WHAT NEEDS TO BE DONE: Reproduce the listing word for word, leaving every picture behind.

>> Begin

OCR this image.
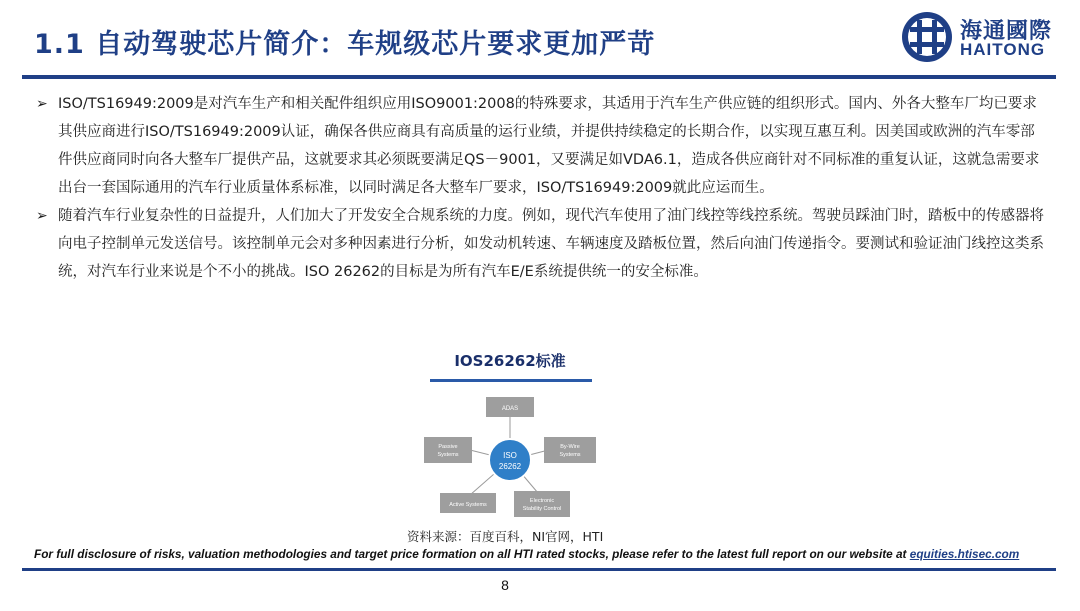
1.1 自动驾驶芯片简介：车规级芯片要求更加严苛	海通國際
HAITONG
➢ ISO/TS16949:2009是对汽车生产和相关配件组织应用ISO9001:2008的特殊要求，其适用于汽车生产供应链的组织形式。国内、外各大整车厂均已要求其供应商进行ISO/TS16949:2009认证，确保各供应商具有高质量的运行业绩，并提供持续稳定的长期合作，以实现互惠互利。因美国或欧洲的汽车零部件供应商同时向各大整车厂提供产品，这就要求其必须既要满足QS－9001，又要满足如VDA6.1，造成各供应商针对不同标准的重复认证，这就急需要求出台一套国际通用的汽车行业质量体系标准，以同时满足各大整车厂要求，ISO/TS16949:2009就此应运而生。
➢ 随着汽车行业复杂性的日益提升，人们加大了开发安全合规系统的力度。例如，现代汽车使用了油门线控等线控系统。驾驶员踩油门时，踏板中的传感器将向电子控制单元发送信号。该控制单元会对多种因素进行分析，如发动机转速、车辆速度及踏板位置，然后向油门传递指令。要测试和验证油门线控这类系统，对汽车行业来说是个不小的挑战。ISO 26262的目标是为所有汽车E/E系统提供统一的安全标准。
IOS26262标准
ADAS
By-Wire
Systems
Electronic
Stability Control
Active Systems
Passive
Systems	ISO
26262
资料来源：百度百科，NI官网，HTI
For full disclosure of risks, valuation methodologies and target price formation on all HTI rated stocks, please refer to the latest full report on our website at equities.htisec.com
8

>> End

RESPONSE TO THIS EXERCISE:
OCR this image.
1.1 自动驾驶芯片简介：车规级芯片要求更加严苛	海通國際
HAITONG
➢ ISO/TS16949:2009是对汽车生产和相关配件组织应用ISO9001:2008的特殊要求，其适用于汽车生产供应链的组织形式。国内、外各大整车厂均已要求其供应商进行ISO/TS16949:2009认证，确保各供应商具有高质量的运行业绩，并提供持续稳定的长期合作，以实现互惠互利。因美国或欧洲的汽车零部件供应商同时向各大整车厂提供产品，这就要求其必须既要满足QS－9001，又要满足如VDA6.1，造成各供应商针对不同标准的重复认证，这就急需要求出台一套国际通用的汽车行业质量体系标准，以同时满足各大整车厂要求，ISO/TS16949:2009就此应运而生。
➢ 随着汽车行业复杂性的日益提升，人们加大了开发安全合规系统的力度。例如，现代汽车使用了油门线控等线控系统。驾驶员踩油门时，踏板中的传感器将向电子控制单元发送信号。该控制单元会对多种因素进行分析，如发动机转速、车辆速度及踏板位置，然后向油门传递指令。要测试和验证油门线控这类系统，对汽车行业来说是个不小的挑战。ISO 26262的目标是为所有汽车E/E系统提供统一的安全标准。
IOS26262标准
ADAS
By-Wire
Systems
Electronic
Stability Control
Active Systems
Passive
Systems	ISO
26262
资料来源：百度百科，NI官网，HTI
For full disclosure of risks, valuation methodologies and target price formation on all HTI rated stocks, please refer to the latest full report on our website at equities.htisec.com
8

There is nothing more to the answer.